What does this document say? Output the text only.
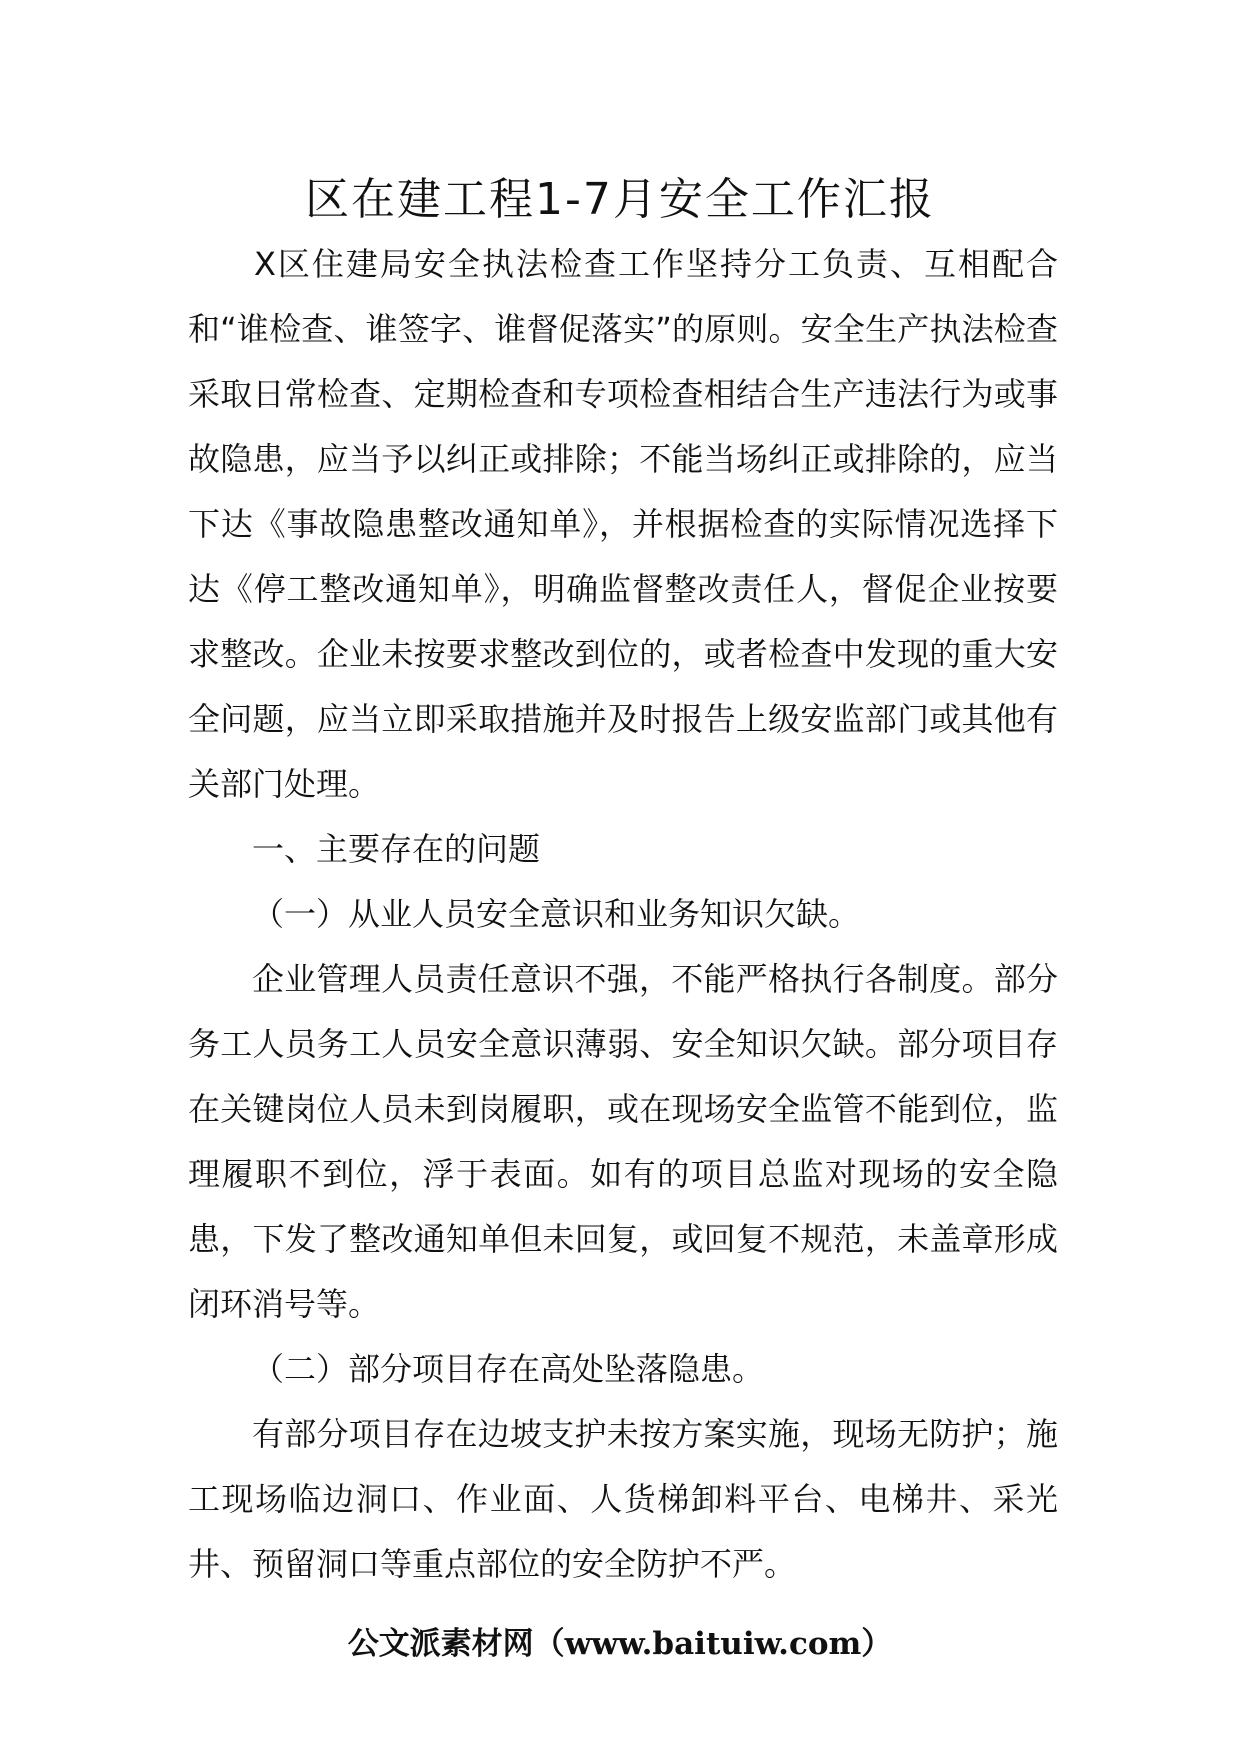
区在建工程1-7月安全工作汇报

X区住建局安全执法检查工作坚持分工负责、互相配合和“谁检查、谁签字、谁督促落实”的原则。安全生产执法检查采取日常检查、定期检查和专项检查相结合生产违法行为或事故隐患，应当予以纠正或排除；不能当场纠正或排除的，应当下达《事故隐患整改通知单》，并根据检查的实际情况选择下达《停工整改通知单》，明确监督整改责任人，督促企业按要求整改。企业未按要求整改到位的，或者检查中发现的重大安全问题，应当立即采取措施并及时报告上级安监部门或其他有关部门处理。

一、主要存在的问题

（一）从业人员安全意识和业务知识欠缺。

企业管理人员责任意识不强，不能严格执行各制度。部分务工人员务工人员安全意识薄弱、安全知识欠缺。部分项目存在关键岗位人员未到岗履职，或在现场安全监管不能到位，监理履职不到位，浮于表面。如有的项目总监对现场的安全隐患，下发了整改通知单但未回复，或回复不规范，未盖章形成闭环消号等。

（二）部分项目存在高处坠落隐患。

有部分项目存在边坡支护未按方案实施，现场无防护；施工现场临边洞口、作业面、人货梯卸料平台、电梯井、采光井、预留洞口等重点部位的安全防护不严。

公文派素材网（www.baituiw.com）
+++++
Work to complete - Repeat all the data as it stands, dropping any images it holds.

Solution for this problem -
What does this document say? Output the text only.
区在建工程1-7月安全工作汇报

X区住建局安全执法检查工作坚持分工负责、互相配合和“谁检查、谁签字、谁督促落实”的原则。安全生产执法检查采取日常检查、定期检查和专项检查相结合生产违法行为或事故隐患，应当予以纠正或排除；不能当场纠正或排除的，应当下达《事故隐患整改通知单》，并根据检查的实际情况选择下达《停工整改通知单》，明确监督整改责任人，督促企业按要求整改。企业未按要求整改到位的，或者检查中发现的重大安全问题，应当立即采取措施并及时报告上级安监部门或其他有关部门处理。

一、主要存在的问题

（一）从业人员安全意识和业务知识欠缺。

企业管理人员责任意识不强，不能严格执行各制度。部分务工人员务工人员安全意识薄弱、安全知识欠缺。部分项目存在关键岗位人员未到岗履职，或在现场安全监管不能到位，监理履职不到位，浮于表面。如有的项目总监对现场的安全隐患，下发了整改通知单但未回复，或回复不规范，未盖章形成闭环消号等。

（二）部分项目存在高处坠落隐患。

有部分项目存在边坡支护未按方案实施，现场无防护；施工现场临边洞口、作业面、人货梯卸料平台、电梯井、采光井、预留洞口等重点部位的安全防护不严。

公文派素材网（www.baituiw.com）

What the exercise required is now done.